Quote all entries in full, exactly.

+---+

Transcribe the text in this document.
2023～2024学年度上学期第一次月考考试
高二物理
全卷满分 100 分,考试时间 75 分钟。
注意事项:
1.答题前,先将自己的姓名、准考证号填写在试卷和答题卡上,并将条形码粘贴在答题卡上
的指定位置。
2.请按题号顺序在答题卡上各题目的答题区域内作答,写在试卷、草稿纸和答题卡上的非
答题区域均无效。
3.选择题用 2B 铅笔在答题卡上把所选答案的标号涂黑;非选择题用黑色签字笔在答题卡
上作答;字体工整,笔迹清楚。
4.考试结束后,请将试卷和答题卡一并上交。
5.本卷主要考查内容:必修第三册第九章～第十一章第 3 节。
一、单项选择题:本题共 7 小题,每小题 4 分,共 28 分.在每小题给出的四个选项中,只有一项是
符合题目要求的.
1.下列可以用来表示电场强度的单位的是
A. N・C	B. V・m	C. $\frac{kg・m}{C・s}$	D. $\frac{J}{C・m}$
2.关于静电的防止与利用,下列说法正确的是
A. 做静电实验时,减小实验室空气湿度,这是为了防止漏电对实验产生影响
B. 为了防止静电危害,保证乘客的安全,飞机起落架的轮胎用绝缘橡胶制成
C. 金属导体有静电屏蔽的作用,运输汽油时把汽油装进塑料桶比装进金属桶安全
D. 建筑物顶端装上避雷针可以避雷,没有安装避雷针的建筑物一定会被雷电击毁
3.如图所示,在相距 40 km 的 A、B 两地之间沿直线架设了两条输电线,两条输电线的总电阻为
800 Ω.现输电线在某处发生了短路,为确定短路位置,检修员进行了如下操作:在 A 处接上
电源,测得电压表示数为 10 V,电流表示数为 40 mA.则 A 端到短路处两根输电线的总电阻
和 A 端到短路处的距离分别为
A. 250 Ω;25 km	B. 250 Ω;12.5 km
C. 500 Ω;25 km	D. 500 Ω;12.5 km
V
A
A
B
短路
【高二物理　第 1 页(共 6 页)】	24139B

+---+

Complete response:
Transcribe the text in this document.
2023～2024学年度上学期第一次月考考试
高二物理
全卷满分 100 分,考试时间 75 分钟。
注意事项:
1.答题前,先将自己的姓名、准考证号填写在试卷和答题卡上,并将条形码粘贴在答题卡上
的指定位置。
2.请按题号顺序在答题卡上各题目的答题区域内作答,写在试卷、草稿纸和答题卡上的非
答题区域均无效。
3.选择题用 2B 铅笔在答题卡上把所选答案的标号涂黑;非选择题用黑色签字笔在答题卡
上作答;字体工整,笔迹清楚。
4.考试结束后,请将试卷和答题卡一并上交。
5.本卷主要考查内容:必修第三册第九章～第十一章第 3 节。
一、单项选择题:本题共 7 小题,每小题 4 分,共 28 分.在每小题给出的四个选项中,只有一项是
符合题目要求的.
1.下列可以用来表示电场强度的单位的是
A. N・C	B. V・m	C. $\frac{kg・m}{C・s}$	D. $\frac{J}{C・m}$
2.关于静电的防止与利用,下列说法正确的是
A. 做静电实验时,减小实验室空气湿度,这是为了防止漏电对实验产生影响
B. 为了防止静电危害,保证乘客的安全,飞机起落架的轮胎用绝缘橡胶制成
C. 金属导体有静电屏蔽的作用,运输汽油时把汽油装进塑料桶比装进金属桶安全
D. 建筑物顶端装上避雷针可以避雷,没有安装避雷针的建筑物一定会被雷电击毁
3.如图所示,在相距 40 km 的 A、B 两地之间沿直线架设了两条输电线,两条输电线的总电阻为
800 Ω.现输电线在某处发生了短路,为确定短路位置,检修员进行了如下操作:在 A 处接上
电源,测得电压表示数为 10 V,电流表示数为 40 mA.则 A 端到短路处两根输电线的总电阻
和 A 端到短路处的距离分别为
A. 250 Ω;25 km	B. 250 Ω;12.5 km
C. 500 Ω;25 km	D. 500 Ω;12.5 km
V
A
A
B
短路
【高二物理　第 1 页(共 6 页)】	24139B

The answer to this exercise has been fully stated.